Data entries for graphics:
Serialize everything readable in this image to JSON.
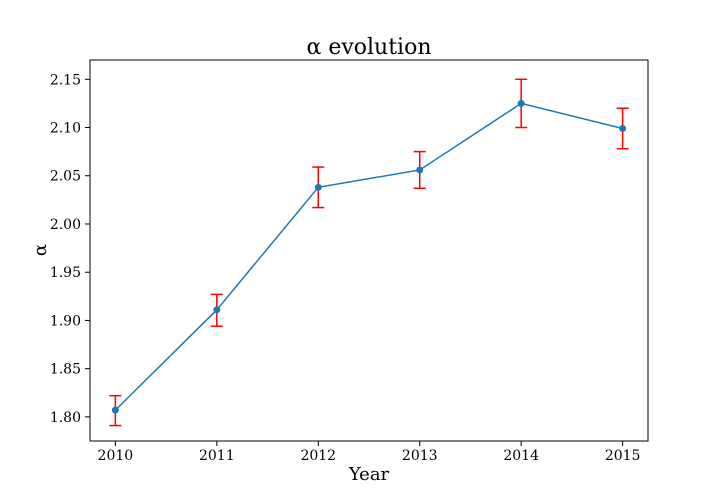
{
  "chart_data": {
    "type": "line",
    "title": "α evolution",
    "xlabel": "Year",
    "ylabel": "α",
    "x": [
      2010,
      2011,
      2012,
      2013,
      2014,
      2015
    ],
    "xticks": [
      "2010",
      "2011",
      "2012",
      "2013",
      "2014",
      "2015"
    ],
    "yticks": [
      "1.80",
      "1.85",
      "1.90",
      "1.95",
      "2.00",
      "2.05",
      "2.10",
      "2.15"
    ],
    "xlim": [
      2009.75,
      2015.25
    ],
    "ylim": [
      1.775,
      2.17
    ],
    "grid": false,
    "series": [
      {
        "values": [
          1.807,
          1.911,
          2.038,
          2.056,
          2.125,
          2.099
        ],
        "error_low": [
          1.791,
          1.894,
          2.017,
          2.037,
          2.1,
          2.078
        ],
        "error_high": [
          1.822,
          1.927,
          2.059,
          2.075,
          2.15,
          2.12
        ],
        "color": "#1f77b4",
        "error_color": "#ff0000"
      }
    ]
  }
}
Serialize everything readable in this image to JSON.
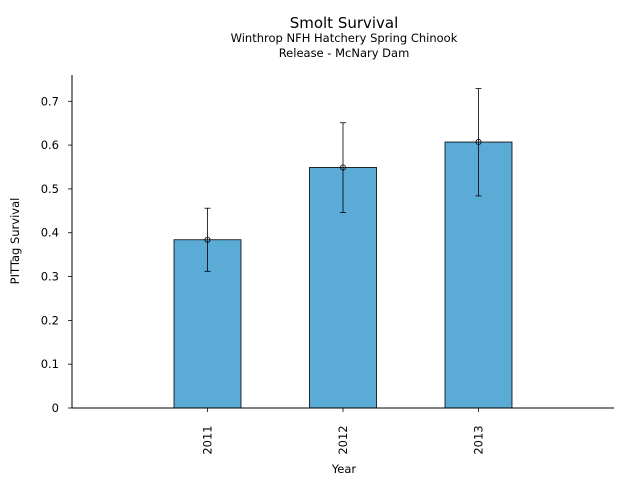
{
  "chart_data": {
    "type": "bar",
    "title": "Smolt Survival",
    "subtitle": [
      "Winthrop NFH Hatchery Spring Chinook",
      "Release - McNary Dam"
    ],
    "xlabel": "Year",
    "ylabel": "PITTag Survival",
    "categories": [
      "2011",
      "2012",
      "2013"
    ],
    "values": [
      0.384,
      0.549,
      0.607
    ],
    "error_low": [
      0.312,
      0.446,
      0.484
    ],
    "error_high": [
      0.456,
      0.651,
      0.729
    ],
    "ylim": [
      0,
      0.76
    ],
    "yticks": [
      0,
      0.1,
      0.2,
      0.3,
      0.4,
      0.5,
      0.6,
      0.7
    ],
    "ytick_labels": [
      "0",
      "0.1",
      "0.2",
      "0.3",
      "0.4",
      "0.5",
      "0.6",
      "0.7"
    ],
    "bar_color": "#5aabd6",
    "grid": false,
    "legend": "none"
  }
}
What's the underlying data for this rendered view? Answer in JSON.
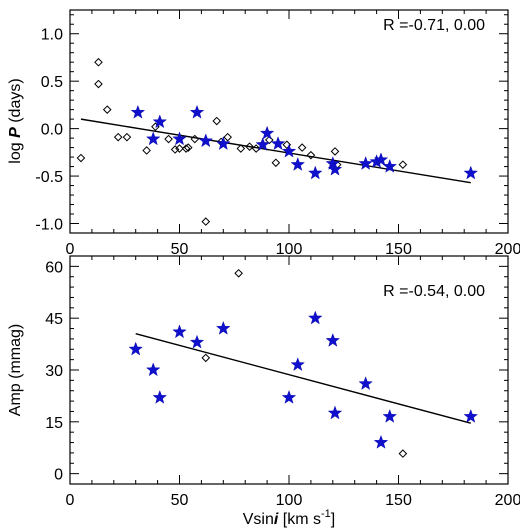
{
  "chart_data": [
    {
      "type": "scatter",
      "xlim": [
        0,
        200
      ],
      "ylim": [
        -1.1,
        1.25
      ],
      "xticks": [
        0,
        50,
        100,
        150,
        200
      ],
      "yticks": [
        -1.0,
        -0.5,
        0.0,
        0.5,
        1.0
      ],
      "xtick_labels": [
        "0",
        "50",
        "100",
        "150",
        "200"
      ],
      "ytick_labels": [
        "-1.0",
        "-0.5",
        "0.0",
        "0.5",
        "1.0"
      ],
      "ylabel_prefix": "log ",
      "ylabel_var": "P",
      "ylabel_suffix": " (days)",
      "annotation": "R =-0.71, 0.00",
      "fit_line": {
        "x": [
          5,
          183
        ],
        "y": [
          0.1,
          -0.57
        ]
      },
      "series": [
        {
          "marker": "diamond",
          "color": "#000000",
          "x": [
            5,
            13,
            13,
            17,
            22,
            26,
            35,
            39,
            45,
            48,
            50,
            53,
            54,
            57,
            62,
            67,
            69,
            72,
            78,
            82,
            85,
            91,
            94,
            99,
            106,
            110,
            121,
            122,
            152
          ],
          "y": [
            -0.31,
            0.7,
            0.47,
            0.2,
            -0.09,
            -0.09,
            -0.23,
            0.02,
            -0.11,
            -0.22,
            -0.21,
            -0.21,
            -0.2,
            -0.11,
            -0.98,
            0.08,
            -0.14,
            -0.09,
            -0.21,
            -0.19,
            -0.21,
            -0.12,
            -0.36,
            -0.17,
            -0.2,
            -0.28,
            -0.24,
            -0.38,
            -0.38
          ]
        },
        {
          "marker": "star",
          "color": "#1010cc",
          "x": [
            31,
            38,
            41,
            50,
            58,
            62,
            70,
            88,
            90,
            95,
            100,
            104,
            112,
            120,
            121,
            135,
            140,
            142,
            146,
            183
          ],
          "y": [
            0.17,
            -0.11,
            0.07,
            -0.11,
            0.17,
            -0.13,
            -0.16,
            -0.17,
            -0.05,
            -0.16,
            -0.24,
            -0.38,
            -0.47,
            -0.37,
            -0.43,
            -0.37,
            -0.35,
            -0.33,
            -0.4,
            -0.47
          ]
        }
      ]
    },
    {
      "type": "scatter",
      "xlim": [
        0,
        200
      ],
      "ylim": [
        -3,
        63
      ],
      "xticks": [
        0,
        50,
        100,
        150,
        200
      ],
      "yticks": [
        0,
        15,
        30,
        45,
        60
      ],
      "xtick_labels": [
        "0",
        "50",
        "100",
        "150",
        "200"
      ],
      "ytick_labels": [
        "0",
        "15",
        "30",
        "45",
        "60"
      ],
      "ylabel": "Amp (mmag)",
      "xlabel_prefix": "Vsin",
      "xlabel_var": "i",
      "xlabel_suffix": " [km s",
      "xlabel_sup": "-1",
      "xlabel_close": "]",
      "annotation": "R =-0.54, 0.00",
      "fit_line": {
        "x": [
          30,
          183
        ],
        "y": [
          40.5,
          14.6
        ]
      },
      "series": [
        {
          "marker": "diamond",
          "color": "#000000",
          "x": [
            62,
            77,
            152
          ],
          "y": [
            33.5,
            58,
            5.8
          ]
        },
        {
          "marker": "star",
          "color": "#1010cc",
          "x": [
            30,
            38,
            41,
            50,
            58,
            70,
            100,
            104,
            112,
            120,
            121,
            135,
            142,
            146,
            183
          ],
          "y": [
            36,
            30,
            22,
            41,
            38,
            42,
            22,
            31.5,
            45,
            38.5,
            17.5,
            26,
            9,
            16.5,
            16.5
          ]
        }
      ]
    }
  ]
}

= What you need to do =
The listing above must be printed again exactly, minus its pictures.

= Reply =
Serialize everything readable in this image to JSON.
{
  "chart_data": {
    "type": "line",
    "title": "α evolution",
    "xlabel": "Year",
    "ylabel": "α",
    "x": [
      2010,
      2011,
      2012,
      2013,
      2014,
      2015
    ],
    "xticks": [
      "2010",
      "2011",
      "2012",
      "2013",
      "2014",
      "2015"
    ],
    "yticks": [
      "1.80",
      "1.85",
      "1.90",
      "1.95",
      "2.00",
      "2.05",
      "2.10",
      "2.15"
    ],
    "xlim": [
      2009.75,
      2015.25
    ],
    "ylim": [
      1.775,
      2.17
    ],
    "grid": false,
    "series": [
      {
        "values": [
          1.807,
          1.911,
          2.038,
          2.056,
          2.125,
          2.099
        ],
        "error_low": [
          1.791,
          1.894,
          2.017,
          2.037,
          2.1,
          2.078
        ],
        "error_high": [
          1.822,
          1.927,
          2.059,
          2.075,
          2.15,
          2.12
        ],
        "color": "#1f77b4",
        "error_color": "#ff0000"
      }
    ]
  }
}
Serialize everything readable in this image to JSON.
{
  "chart_data": {
    "type": "bar",
    "title": "Smolt Survival",
    "subtitle": [
      "Winthrop NFH Hatchery Spring Chinook",
      "Release - McNary Dam"
    ],
    "xlabel": "Year",
    "ylabel": "PITTag Survival",
    "categories": [
      "2011",
      "2012",
      "2013"
    ],
    "values": [
      0.384,
      0.549,
      0.607
    ],
    "error_low": [
      0.312,
      0.446,
      0.484
    ],
    "error_high": [
      0.456,
      0.651,
      0.729
    ],
    "ylim": [
      0,
      0.76
    ],
    "yticks": [
      0,
      0.1,
      0.2,
      0.3,
      0.4,
      0.5,
      0.6,
      0.7
    ],
    "ytick_labels": [
      "0",
      "0.1",
      "0.2",
      "0.3",
      "0.4",
      "0.5",
      "0.6",
      "0.7"
    ],
    "bar_color": "#5aabd6",
    "grid": false,
    "legend": "none"
  }
}
What's the underlying data for this rendered view? Answer in JSON.
{
  "chart_data": [
    {
      "type": "scatter",
      "xlim": [
        0,
        200
      ],
      "ylim": [
        -1.1,
        1.25
      ],
      "xticks": [
        0,
        50,
        100,
        150,
        200
      ],
      "yticks": [
        -1.0,
        -0.5,
        0.0,
        0.5,
        1.0
      ],
      "xtick_labels": [
        "0",
        "50",
        "100",
        "150",
        "200"
      ],
      "ytick_labels": [
        "-1.0",
        "-0.5",
        "0.0",
        "0.5",
        "1.0"
      ],
      "ylabel_prefix": "log ",
      "ylabel_var": "P",
      "ylabel_suffix": " (days)",
      "annotation": "R =-0.71, 0.00",
      "fit_line": {
        "x": [
          5,
          183
        ],
        "y": [
          0.1,
          -0.57
        ]
      },
      "series": [
        {
          "marker": "diamond",
          "color": "#000000",
          "x": [
            5,
            13,
            13,
            17,
            22,
            26,
            35,
            39,
            45,
            48,
            50,
            53,
            54,
            57,
            62,
            67,
            69,
            72,
            78,
            82,
            85,
            91,
            94,
            99,
            106,
            110,
            121,
            122,
            152
          ],
          "y": [
            -0.31,
            0.7,
            0.47,
            0.2,
            -0.09,
            -0.09,
            -0.23,
            0.02,
            -0.11,
            -0.22,
            -0.21,
            -0.21,
            -0.2,
            -0.11,
            -0.98,
            0.08,
            -0.14,
            -0.09,
            -0.21,
            -0.19,
            -0.21,
            -0.12,
            -0.36,
            -0.17,
            -0.2,
            -0.28,
            -0.24,
            -0.38,
            -0.38
          ]
        },
        {
          "marker": "star",
          "color": "#1010cc",
          "x": [
            31,
            38,
            41,
            50,
            58,
            62,
            70,
            88,
            90,
            95,
            100,
            104,
            112,
            120,
            121,
            135,
            140,
            142,
            146,
            183
          ],
          "y": [
            0.17,
            -0.11,
            0.07,
            -0.11,
            0.17,
            -0.13,
            -0.16,
            -0.17,
            -0.05,
            -0.16,
            -0.24,
            -0.38,
            -0.47,
            -0.37,
            -0.43,
            -0.37,
            -0.35,
            -0.33,
            -0.4,
            -0.47
          ]
        }
      ]
    },
    {
      "type": "scatter",
      "xlim": [
        0,
        200
      ],
      "ylim": [
        -3,
        63
      ],
      "xticks": [
        0,
        50,
        100,
        150,
        200
      ],
      "yticks": [
        0,
        15,
        30,
        45,
        60
      ],
      "xtick_labels": [
        "0",
        "50",
        "100",
        "150",
        "200"
      ],
      "ytick_labels": [
        "0",
        "15",
        "30",
        "45",
        "60"
      ],
      "ylabel": "Amp (mmag)",
      "xlabel_prefix": "Vsin",
      "xlabel_var": "i",
      "xlabel_suffix": " [km s",
      "xlabel_sup": "-1",
      "xlabel_close": "]",
      "annotation": "R =-0.54, 0.00",
      "fit_line": {
        "x": [
          30,
          183
        ],
        "y": [
          40.5,
          14.6
        ]
      },
      "series": [
        {
          "marker": "diamond",
          "color": "#000000",
          "x": [
            62,
            77,
            152
          ],
          "y": [
            33.5,
            58,
            5.8
          ]
        },
        {
          "marker": "star",
          "color": "#1010cc",
          "x": [
            30,
            38,
            41,
            50,
            58,
            70,
            100,
            104,
            112,
            120,
            121,
            135,
            142,
            146,
            183
          ],
          "y": [
            36,
            30,
            22,
            41,
            38,
            42,
            22,
            31.5,
            45,
            38.5,
            17.5,
            26,
            9,
            16.5,
            16.5
          ]
        }
      ]
    }
  ]
}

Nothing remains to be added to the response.